> **DATA IN THIS EXERCISE**:
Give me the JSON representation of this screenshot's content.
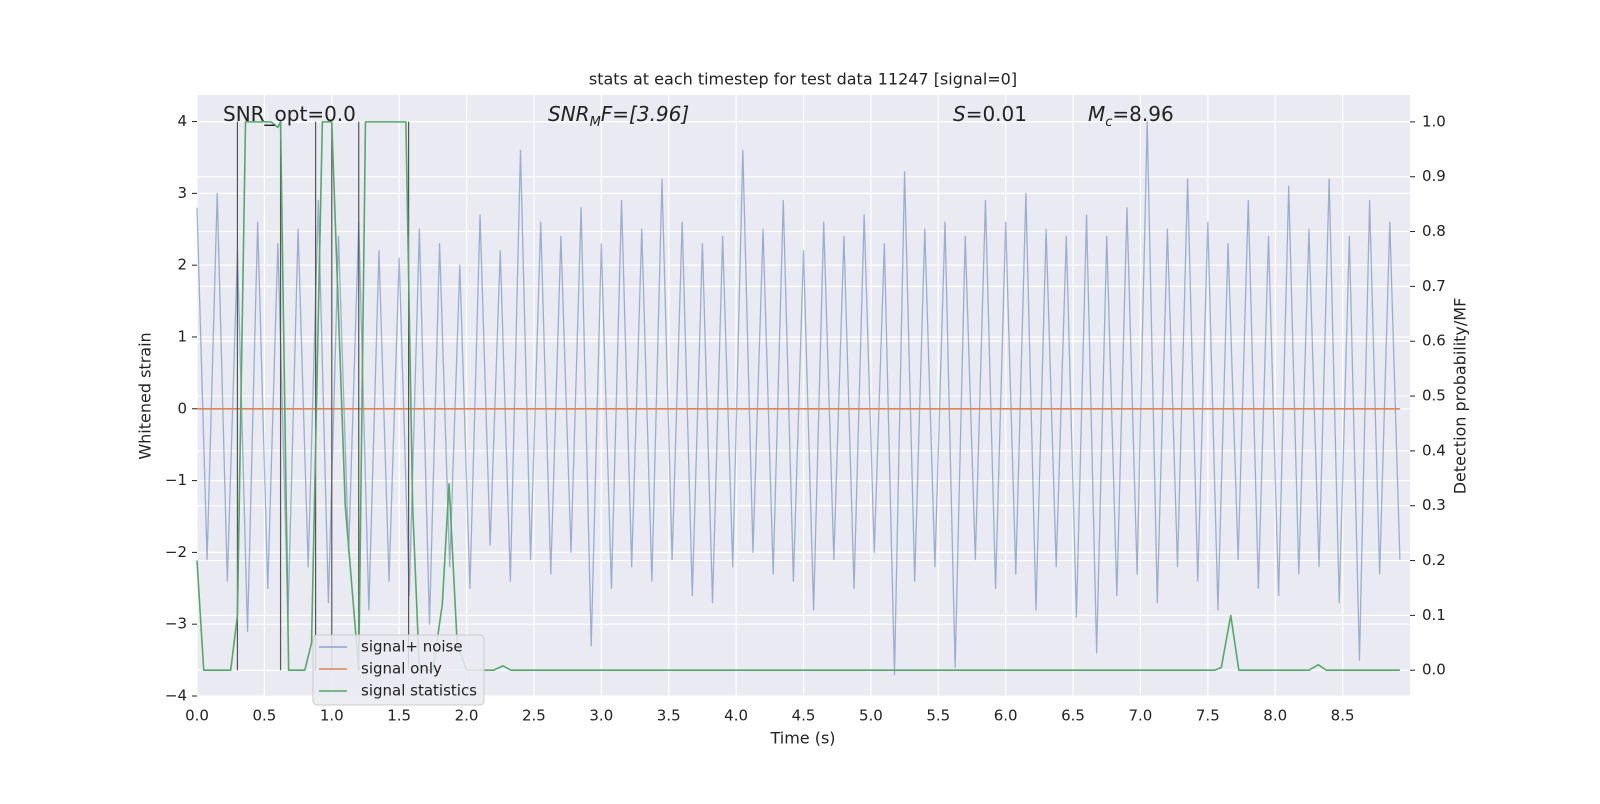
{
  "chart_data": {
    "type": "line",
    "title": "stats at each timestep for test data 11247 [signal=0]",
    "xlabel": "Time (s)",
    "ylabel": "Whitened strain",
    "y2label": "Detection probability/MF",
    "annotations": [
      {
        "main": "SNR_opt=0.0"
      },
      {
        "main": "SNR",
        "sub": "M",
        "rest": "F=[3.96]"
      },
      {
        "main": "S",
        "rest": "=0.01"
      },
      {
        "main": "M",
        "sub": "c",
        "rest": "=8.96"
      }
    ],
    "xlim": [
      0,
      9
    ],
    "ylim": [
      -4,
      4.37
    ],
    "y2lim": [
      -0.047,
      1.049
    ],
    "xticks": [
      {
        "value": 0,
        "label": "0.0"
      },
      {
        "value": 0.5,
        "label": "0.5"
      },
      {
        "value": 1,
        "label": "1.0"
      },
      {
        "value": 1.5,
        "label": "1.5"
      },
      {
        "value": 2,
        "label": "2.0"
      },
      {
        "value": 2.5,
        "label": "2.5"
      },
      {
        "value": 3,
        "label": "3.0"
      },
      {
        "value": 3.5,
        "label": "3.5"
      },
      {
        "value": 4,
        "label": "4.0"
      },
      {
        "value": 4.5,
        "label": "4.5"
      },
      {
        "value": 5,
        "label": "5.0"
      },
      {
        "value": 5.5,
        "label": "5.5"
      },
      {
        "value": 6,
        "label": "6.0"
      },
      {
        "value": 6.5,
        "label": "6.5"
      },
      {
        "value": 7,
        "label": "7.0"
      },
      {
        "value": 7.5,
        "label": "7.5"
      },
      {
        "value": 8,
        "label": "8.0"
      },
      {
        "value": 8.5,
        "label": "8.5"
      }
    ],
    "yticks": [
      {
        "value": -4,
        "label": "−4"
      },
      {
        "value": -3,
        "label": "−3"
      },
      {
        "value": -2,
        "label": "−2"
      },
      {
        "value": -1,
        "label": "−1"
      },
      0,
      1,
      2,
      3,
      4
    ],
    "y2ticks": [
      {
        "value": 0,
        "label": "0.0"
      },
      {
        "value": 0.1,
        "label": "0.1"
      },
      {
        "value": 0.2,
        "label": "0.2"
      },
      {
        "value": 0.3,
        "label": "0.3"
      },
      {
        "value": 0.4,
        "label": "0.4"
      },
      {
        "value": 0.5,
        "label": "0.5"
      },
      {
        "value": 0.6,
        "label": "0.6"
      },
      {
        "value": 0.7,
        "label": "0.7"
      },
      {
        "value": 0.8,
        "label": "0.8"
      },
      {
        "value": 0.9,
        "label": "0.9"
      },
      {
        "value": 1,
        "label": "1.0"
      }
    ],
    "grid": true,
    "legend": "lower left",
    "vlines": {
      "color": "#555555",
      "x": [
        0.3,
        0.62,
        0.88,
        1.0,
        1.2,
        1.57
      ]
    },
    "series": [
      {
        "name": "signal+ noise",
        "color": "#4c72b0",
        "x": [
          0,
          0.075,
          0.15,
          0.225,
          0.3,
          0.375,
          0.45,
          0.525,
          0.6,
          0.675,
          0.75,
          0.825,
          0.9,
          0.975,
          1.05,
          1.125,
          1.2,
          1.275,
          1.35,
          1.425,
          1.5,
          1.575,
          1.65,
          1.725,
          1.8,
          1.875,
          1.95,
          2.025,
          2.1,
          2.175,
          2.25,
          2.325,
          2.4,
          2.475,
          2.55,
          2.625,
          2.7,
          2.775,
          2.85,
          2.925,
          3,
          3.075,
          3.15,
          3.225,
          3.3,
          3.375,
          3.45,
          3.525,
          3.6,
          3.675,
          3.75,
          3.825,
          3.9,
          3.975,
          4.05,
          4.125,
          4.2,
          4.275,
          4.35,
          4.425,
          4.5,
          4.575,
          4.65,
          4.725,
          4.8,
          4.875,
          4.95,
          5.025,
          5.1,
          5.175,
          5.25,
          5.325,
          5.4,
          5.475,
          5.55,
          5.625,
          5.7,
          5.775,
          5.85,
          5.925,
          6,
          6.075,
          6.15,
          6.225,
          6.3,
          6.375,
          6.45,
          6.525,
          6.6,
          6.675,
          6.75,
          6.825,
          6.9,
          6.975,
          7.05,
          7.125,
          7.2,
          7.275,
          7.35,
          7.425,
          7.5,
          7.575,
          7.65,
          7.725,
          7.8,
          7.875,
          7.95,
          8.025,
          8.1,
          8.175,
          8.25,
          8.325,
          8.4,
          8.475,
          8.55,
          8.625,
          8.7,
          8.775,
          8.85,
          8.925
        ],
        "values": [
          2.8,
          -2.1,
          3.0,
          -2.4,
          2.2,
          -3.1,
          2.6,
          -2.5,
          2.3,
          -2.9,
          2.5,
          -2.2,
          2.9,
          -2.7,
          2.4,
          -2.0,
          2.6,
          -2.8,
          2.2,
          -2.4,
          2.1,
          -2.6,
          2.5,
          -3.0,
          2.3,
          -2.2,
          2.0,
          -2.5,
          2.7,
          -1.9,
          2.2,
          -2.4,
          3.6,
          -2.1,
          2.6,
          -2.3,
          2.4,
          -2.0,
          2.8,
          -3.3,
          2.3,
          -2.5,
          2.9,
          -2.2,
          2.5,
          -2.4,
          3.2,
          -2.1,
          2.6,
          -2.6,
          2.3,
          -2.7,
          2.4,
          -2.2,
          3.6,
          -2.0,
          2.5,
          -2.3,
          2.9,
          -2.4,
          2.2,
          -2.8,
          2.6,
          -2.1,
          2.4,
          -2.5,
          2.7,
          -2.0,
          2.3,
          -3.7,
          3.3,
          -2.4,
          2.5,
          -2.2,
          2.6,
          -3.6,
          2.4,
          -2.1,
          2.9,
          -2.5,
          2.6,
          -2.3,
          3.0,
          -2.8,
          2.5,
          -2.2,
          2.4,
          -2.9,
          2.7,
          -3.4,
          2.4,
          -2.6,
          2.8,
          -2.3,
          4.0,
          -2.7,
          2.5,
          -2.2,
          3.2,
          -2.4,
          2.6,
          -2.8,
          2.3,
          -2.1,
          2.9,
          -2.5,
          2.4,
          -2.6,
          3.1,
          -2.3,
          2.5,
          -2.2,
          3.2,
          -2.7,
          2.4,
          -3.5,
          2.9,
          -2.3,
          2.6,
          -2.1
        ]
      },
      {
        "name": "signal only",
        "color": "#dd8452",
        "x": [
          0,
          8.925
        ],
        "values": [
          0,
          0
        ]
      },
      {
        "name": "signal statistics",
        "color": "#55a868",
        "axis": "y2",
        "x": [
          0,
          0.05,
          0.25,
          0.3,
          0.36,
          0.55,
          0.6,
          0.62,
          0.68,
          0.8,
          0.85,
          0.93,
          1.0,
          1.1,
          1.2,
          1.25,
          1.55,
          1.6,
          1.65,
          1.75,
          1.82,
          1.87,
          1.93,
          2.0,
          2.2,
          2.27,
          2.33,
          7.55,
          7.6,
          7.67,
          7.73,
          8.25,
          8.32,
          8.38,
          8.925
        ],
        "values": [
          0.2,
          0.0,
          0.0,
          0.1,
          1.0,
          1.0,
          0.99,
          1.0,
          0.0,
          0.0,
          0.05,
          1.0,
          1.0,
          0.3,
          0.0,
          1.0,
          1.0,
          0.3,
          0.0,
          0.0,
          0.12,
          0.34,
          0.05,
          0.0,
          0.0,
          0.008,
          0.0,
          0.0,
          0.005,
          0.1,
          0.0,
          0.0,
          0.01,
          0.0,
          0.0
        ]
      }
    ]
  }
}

> **WORK TO COMPLETE**:
Write the records out again in full, exactly, and skip every picture.

> **EXERCISE ANSWER**:
Give me the JSON representation of this screenshot's content.
{
  "chart_data": {
    "type": "line",
    "title": "stats at each timestep for test data 11247 [signal=0]",
    "xlabel": "Time (s)",
    "ylabel": "Whitened strain",
    "y2label": "Detection probability/MF",
    "annotations": [
      {
        "main": "SNR_opt=0.0"
      },
      {
        "main": "SNR",
        "sub": "M",
        "rest": "F=[3.96]"
      },
      {
        "main": "S",
        "rest": "=0.01"
      },
      {
        "main": "M",
        "sub": "c",
        "rest": "=8.96"
      }
    ],
    "xlim": [
      0,
      9
    ],
    "ylim": [
      -4,
      4.37
    ],
    "y2lim": [
      -0.047,
      1.049
    ],
    "xticks": [
      {
        "value": 0,
        "label": "0.0"
      },
      {
        "value": 0.5,
        "label": "0.5"
      },
      {
        "value": 1,
        "label": "1.0"
      },
      {
        "value": 1.5,
        "label": "1.5"
      },
      {
        "value": 2,
        "label": "2.0"
      },
      {
        "value": 2.5,
        "label": "2.5"
      },
      {
        "value": 3,
        "label": "3.0"
      },
      {
        "value": 3.5,
        "label": "3.5"
      },
      {
        "value": 4,
        "label": "4.0"
      },
      {
        "value": 4.5,
        "label": "4.5"
      },
      {
        "value": 5,
        "label": "5.0"
      },
      {
        "value": 5.5,
        "label": "5.5"
      },
      {
        "value": 6,
        "label": "6.0"
      },
      {
        "value": 6.5,
        "label": "6.5"
      },
      {
        "value": 7,
        "label": "7.0"
      },
      {
        "value": 7.5,
        "label": "7.5"
      },
      {
        "value": 8,
        "label": "8.0"
      },
      {
        "value": 8.5,
        "label": "8.5"
      }
    ],
    "yticks": [
      {
        "value": -4,
        "label": "−4"
      },
      {
        "value": -3,
        "label": "−3"
      },
      {
        "value": -2,
        "label": "−2"
      },
      {
        "value": -1,
        "label": "−1"
      },
      0,
      1,
      2,
      3,
      4
    ],
    "y2ticks": [
      {
        "value": 0,
        "label": "0.0"
      },
      {
        "value": 0.1,
        "label": "0.1"
      },
      {
        "value": 0.2,
        "label": "0.2"
      },
      {
        "value": 0.3,
        "label": "0.3"
      },
      {
        "value": 0.4,
        "label": "0.4"
      },
      {
        "value": 0.5,
        "label": "0.5"
      },
      {
        "value": 0.6,
        "label": "0.6"
      },
      {
        "value": 0.7,
        "label": "0.7"
      },
      {
        "value": 0.8,
        "label": "0.8"
      },
      {
        "value": 0.9,
        "label": "0.9"
      },
      {
        "value": 1,
        "label": "1.0"
      }
    ],
    "grid": true,
    "legend": "lower left",
    "vlines": {
      "color": "#555555",
      "x": [
        0.3,
        0.62,
        0.88,
        1.0,
        1.2,
        1.57
      ]
    },
    "series": [
      {
        "name": "signal+ noise",
        "color": "#4c72b0",
        "x": [
          0,
          0.075,
          0.15,
          0.225,
          0.3,
          0.375,
          0.45,
          0.525,
          0.6,
          0.675,
          0.75,
          0.825,
          0.9,
          0.975,
          1.05,
          1.125,
          1.2,
          1.275,
          1.35,
          1.425,
          1.5,
          1.575,
          1.65,
          1.725,
          1.8,
          1.875,
          1.95,
          2.025,
          2.1,
          2.175,
          2.25,
          2.325,
          2.4,
          2.475,
          2.55,
          2.625,
          2.7,
          2.775,
          2.85,
          2.925,
          3,
          3.075,
          3.15,
          3.225,
          3.3,
          3.375,
          3.45,
          3.525,
          3.6,
          3.675,
          3.75,
          3.825,
          3.9,
          3.975,
          4.05,
          4.125,
          4.2,
          4.275,
          4.35,
          4.425,
          4.5,
          4.575,
          4.65,
          4.725,
          4.8,
          4.875,
          4.95,
          5.025,
          5.1,
          5.175,
          5.25,
          5.325,
          5.4,
          5.475,
          5.55,
          5.625,
          5.7,
          5.775,
          5.85,
          5.925,
          6,
          6.075,
          6.15,
          6.225,
          6.3,
          6.375,
          6.45,
          6.525,
          6.6,
          6.675,
          6.75,
          6.825,
          6.9,
          6.975,
          7.05,
          7.125,
          7.2,
          7.275,
          7.35,
          7.425,
          7.5,
          7.575,
          7.65,
          7.725,
          7.8,
          7.875,
          7.95,
          8.025,
          8.1,
          8.175,
          8.25,
          8.325,
          8.4,
          8.475,
          8.55,
          8.625,
          8.7,
          8.775,
          8.85,
          8.925
        ],
        "values": [
          2.8,
          -2.1,
          3.0,
          -2.4,
          2.2,
          -3.1,
          2.6,
          -2.5,
          2.3,
          -2.9,
          2.5,
          -2.2,
          2.9,
          -2.7,
          2.4,
          -2.0,
          2.6,
          -2.8,
          2.2,
          -2.4,
          2.1,
          -2.6,
          2.5,
          -3.0,
          2.3,
          -2.2,
          2.0,
          -2.5,
          2.7,
          -1.9,
          2.2,
          -2.4,
          3.6,
          -2.1,
          2.6,
          -2.3,
          2.4,
          -2.0,
          2.8,
          -3.3,
          2.3,
          -2.5,
          2.9,
          -2.2,
          2.5,
          -2.4,
          3.2,
          -2.1,
          2.6,
          -2.6,
          2.3,
          -2.7,
          2.4,
          -2.2,
          3.6,
          -2.0,
          2.5,
          -2.3,
          2.9,
          -2.4,
          2.2,
          -2.8,
          2.6,
          -2.1,
          2.4,
          -2.5,
          2.7,
          -2.0,
          2.3,
          -3.7,
          3.3,
          -2.4,
          2.5,
          -2.2,
          2.6,
          -3.6,
          2.4,
          -2.1,
          2.9,
          -2.5,
          2.6,
          -2.3,
          3.0,
          -2.8,
          2.5,
          -2.2,
          2.4,
          -2.9,
          2.7,
          -3.4,
          2.4,
          -2.6,
          2.8,
          -2.3,
          4.0,
          -2.7,
          2.5,
          -2.2,
          3.2,
          -2.4,
          2.6,
          -2.8,
          2.3,
          -2.1,
          2.9,
          -2.5,
          2.4,
          -2.6,
          3.1,
          -2.3,
          2.5,
          -2.2,
          3.2,
          -2.7,
          2.4,
          -3.5,
          2.9,
          -2.3,
          2.6,
          -2.1
        ]
      },
      {
        "name": "signal only",
        "color": "#dd8452",
        "x": [
          0,
          8.925
        ],
        "values": [
          0,
          0
        ]
      },
      {
        "name": "signal statistics",
        "color": "#55a868",
        "axis": "y2",
        "x": [
          0,
          0.05,
          0.25,
          0.3,
          0.36,
          0.55,
          0.6,
          0.62,
          0.68,
          0.8,
          0.85,
          0.93,
          1.0,
          1.1,
          1.2,
          1.25,
          1.55,
          1.6,
          1.65,
          1.75,
          1.82,
          1.87,
          1.93,
          2.0,
          2.2,
          2.27,
          2.33,
          7.55,
          7.6,
          7.67,
          7.73,
          8.25,
          8.32,
          8.38,
          8.925
        ],
        "values": [
          0.2,
          0.0,
          0.0,
          0.1,
          1.0,
          1.0,
          0.99,
          1.0,
          0.0,
          0.0,
          0.05,
          1.0,
          1.0,
          0.3,
          0.0,
          1.0,
          1.0,
          0.3,
          0.0,
          0.0,
          0.12,
          0.34,
          0.05,
          0.0,
          0.0,
          0.008,
          0.0,
          0.0,
          0.005,
          0.1,
          0.0,
          0.0,
          0.01,
          0.0,
          0.0
        ]
      }
    ]
  }
}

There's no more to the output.